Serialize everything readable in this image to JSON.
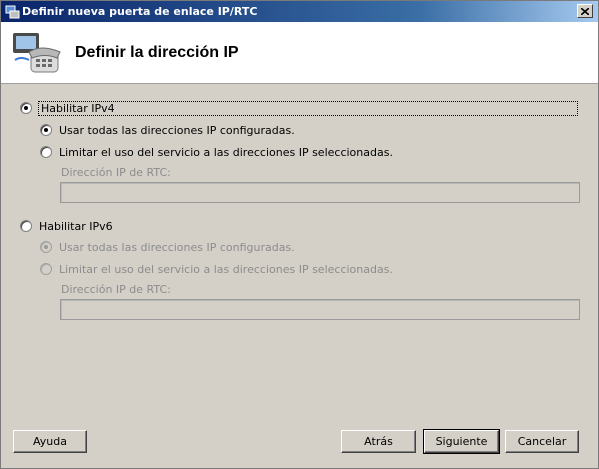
{
  "window": {
    "title": "Definir nueva puerta de enlace IP/RTC",
    "close_label": "X"
  },
  "header": {
    "title": "Definir la dirección IP"
  },
  "ipv4": {
    "enable_label": "Habilitar IPv4",
    "enabled": true,
    "use_all_label": "Usar todas las direcciones IP configuradas.",
    "limit_label": "Limitar el uso del servicio a las direcciones IP seleccionadas.",
    "selected_option": "use_all",
    "rtc_ip_label": "Dirección IP de RTC:",
    "rtc_ip_value": ""
  },
  "ipv6": {
    "enable_label": "Habilitar IPv6",
    "enabled": false,
    "use_all_label": "Usar todas las direcciones IP configuradas.",
    "limit_label": "Limitar el uso del servicio a las direcciones IP seleccionadas.",
    "selected_option": "use_all",
    "rtc_ip_label": "Dirección IP de RTC:",
    "rtc_ip_value": ""
  },
  "buttons": {
    "help": "Ayuda",
    "back": "Atrás",
    "next": "Siguiente",
    "cancel": "Cancelar"
  }
}
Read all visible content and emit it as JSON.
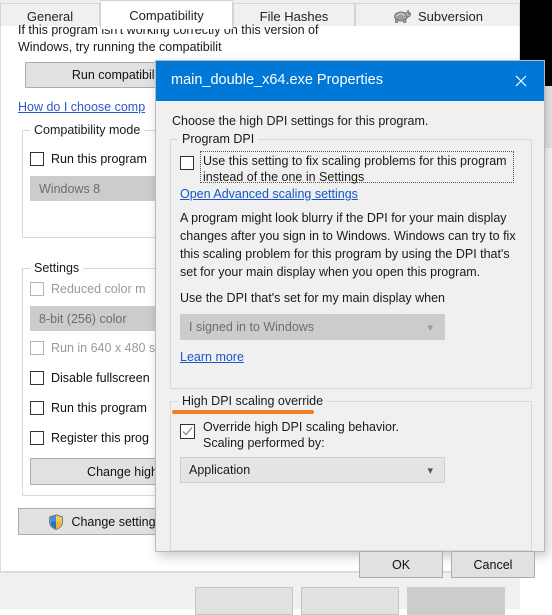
{
  "window": {
    "tabs": [
      {
        "label": "General",
        "selected": false,
        "icon": null
      },
      {
        "label": "Compatibility",
        "selected": true,
        "icon": null
      },
      {
        "label": "File Hashes",
        "selected": false,
        "icon": null
      },
      {
        "label": "Subversion",
        "selected": false,
        "icon": "tortoise-icon"
      }
    ]
  },
  "compat_tab": {
    "intro": "If this program isn't working correctly on this version of Windows, try running the compatibilit",
    "run_troubleshooter_label": "Run compatibility tr",
    "help_link": "How do I choose comp",
    "compatibility_mode": {
      "title": "Compatibility mode",
      "checkbox_label": "Run this program",
      "combo_value": "Windows 8"
    },
    "settings": {
      "title": "Settings",
      "reduced_color_label": "Reduced color m",
      "color_combo_value": "8-bit (256) color",
      "run640_label": "Run in 640 x 480 s",
      "disable_fullscreen_label": "Disable fullscreen",
      "run_as_admin_label": "Run this program",
      "register_label": "Register this prog",
      "change_high_dpi_label": "Change high"
    },
    "change_settings_label": "Change setting",
    "shield_icon": "uac-shield-icon"
  },
  "footer": {
    "ok_label": "",
    "cancel_label": "",
    "apply_label": ""
  },
  "dialog": {
    "title": "main_double_x64.exe Properties",
    "close_icon": "close-icon",
    "heading": "Choose the high DPI settings for this program.",
    "program_dpi": {
      "title": "Program DPI",
      "checkbox_label": "Use this setting to fix scaling problems for this program instead of the one in Settings",
      "checkbox_checked": false,
      "advanced_link": "Open Advanced scaling settings",
      "paragraph": "A program might look blurry if the DPI for your main display changes after you sign in to Windows. Windows can try to fix this scaling problem for this program by using the DPI that's set for your main display when you open this program.",
      "combo_label": "Use the DPI that's set for my main display when",
      "combo_value": "I signed in to Windows",
      "combo_disabled": true,
      "learn_more_link": "Learn more"
    },
    "high_dpi_override": {
      "title": "High DPI scaling override",
      "annotation_color": "#f07f21",
      "checkbox_label_line1": "Override high DPI scaling behavior.",
      "checkbox_label_line2": "Scaling performed by:",
      "checkbox_checked": true,
      "combo_value": "Application"
    },
    "ok_label": "OK",
    "cancel_label": "Cancel"
  },
  "colors": {
    "titlebar": "#0078d7",
    "link": "#1657c8",
    "annotation": "#f07f21"
  }
}
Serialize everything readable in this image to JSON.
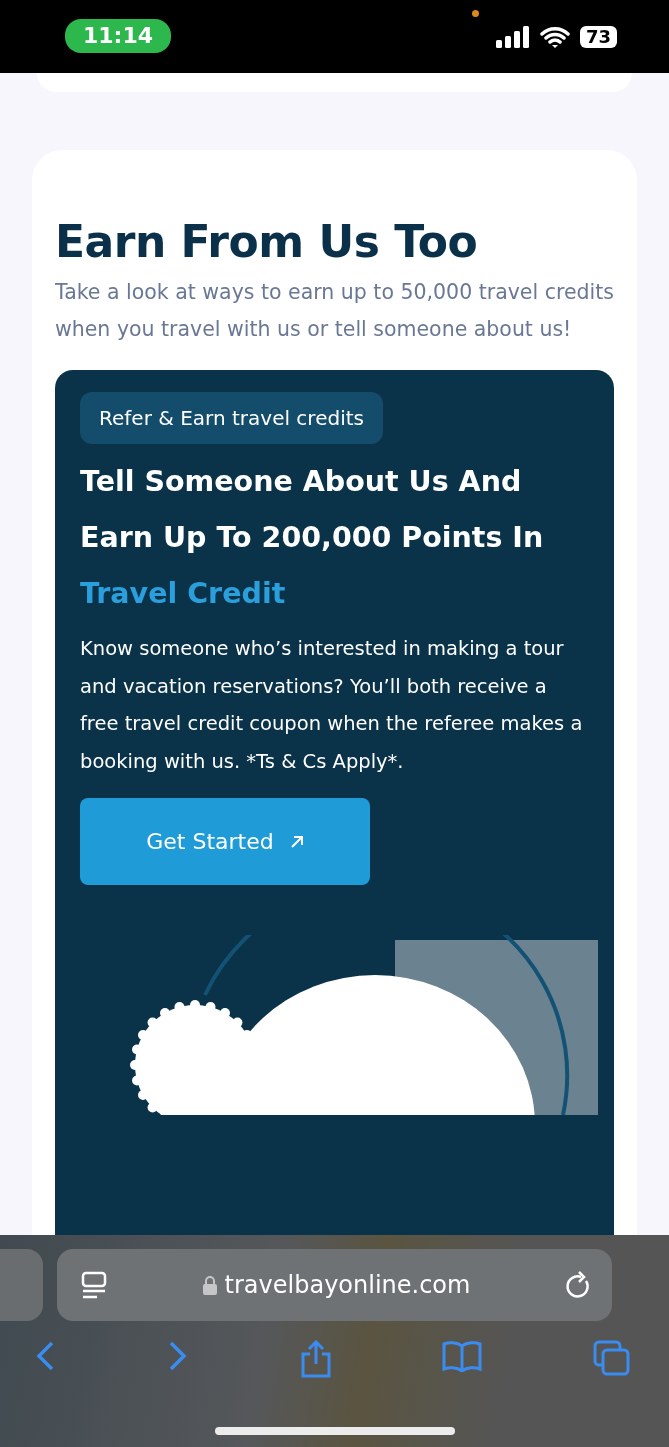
┄┄┄┄┄┄
Output each line exactly; omit every picture.

### COMPLETE RESPONSE
Serialize everything readable in this image to JSON.
{
  "window": {
    "title": "Definir nueva puerta de enlace IP/RTC",
    "close_label": "X"
  },
  "header": {
    "title": "Definir la dirección IP"
  },
  "ipv4": {
    "enable_label": "Habilitar IPv4",
    "enabled": true,
    "use_all_label": "Usar todas las direcciones IP configuradas.",
    "limit_label": "Limitar el uso del servicio a las direcciones IP seleccionadas.",
    "selected_option": "use_all",
    "rtc_ip_label": "Dirección IP de RTC:",
    "rtc_ip_value": ""
  },
  "ipv6": {
    "enable_label": "Habilitar IPv6",
    "enabled": false,
    "use_all_label": "Usar todas las direcciones IP configuradas.",
    "limit_label": "Limitar el uso del servicio a las direcciones IP seleccionadas.",
    "selected_option": "use_all",
    "rtc_ip_label": "Dirección IP de RTC:",
    "rtc_ip_value": ""
  },
  "buttons": {
    "help": "Ayuda",
    "back": "Atrás",
    "next": "Siguiente",
    "cancel": "Cancelar"
  }
}
Read all visible content and emit it as JSON.
{
  "window": {
    "tabs": [
      {
        "label": "General",
        "selected": false,
        "icon": null
      },
      {
        "label": "Compatibility",
        "selected": true,
        "icon": null
      },
      {
        "label": "File Hashes",
        "selected": false,
        "icon": null
      },
      {
        "label": "Subversion",
        "selected": false,
        "icon": "tortoise-icon"
      }
    ]
  },
  "compat_tab": {
    "intro": "If this program isn't working correctly on this version of Windows, try running the compatibilit",
    "run_troubleshooter_label": "Run compatibility tr",
    "help_link": "How do I choose comp",
    "compatibility_mode": {
      "title": "Compatibility mode",
      "checkbox_label": "Run this program",
      "combo_value": "Windows 8"
    },
    "settings": {
      "title": "Settings",
      "reduced_color_label": "Reduced color m",
      "color_combo_value": "8-bit (256) color",
      "run640_label": "Run in 640 x 480 s",
      "disable_fullscreen_label": "Disable fullscreen",
      "run_as_admin_label": "Run this program",
      "register_label": "Register this prog",
      "change_high_dpi_label": "Change high"
    },
    "change_settings_label": "Change setting",
    "shield_icon": "uac-shield-icon"
  },
  "footer": {
    "ok_label": "",
    "cancel_label": "",
    "apply_label": ""
  },
  "dialog": {
    "title": "main_double_x64.exe Properties",
    "close_icon": "close-icon",
    "heading": "Choose the high DPI settings for this program.",
    "program_dpi": {
      "title": "Program DPI",
      "checkbox_label": "Use this setting to fix scaling problems for this program instead of the one in Settings",
      "checkbox_checked": false,
      "advanced_link": "Open Advanced scaling settings",
      "paragraph": "A program might look blurry if the DPI for your main display changes after you sign in to Windows. Windows can try to fix this scaling problem for this program by using the DPI that's set for your main display when you open this program.",
      "combo_label": "Use the DPI that's set for my main display when",
      "combo_value": "I signed in to Windows",
      "combo_disabled": true,
      "learn_more_link": "Learn more"
    },
    "high_dpi_override": {
      "title": "High DPI scaling override",
      "annotation_color": "#f07f21",
      "checkbox_label_line1": "Override high DPI scaling behavior.",
      "checkbox_label_line2": "Scaling performed by:",
      "checkbox_checked": true,
      "combo_value": "Application"
    },
    "ok_label": "OK",
    "cancel_label": "Cancel"
  },
  "colors": {
    "titlebar": "#0078d7",
    "link": "#1657c8",
    "annotation": "#f07f21"
  }
}
Serialize everything readable in this image to JSON.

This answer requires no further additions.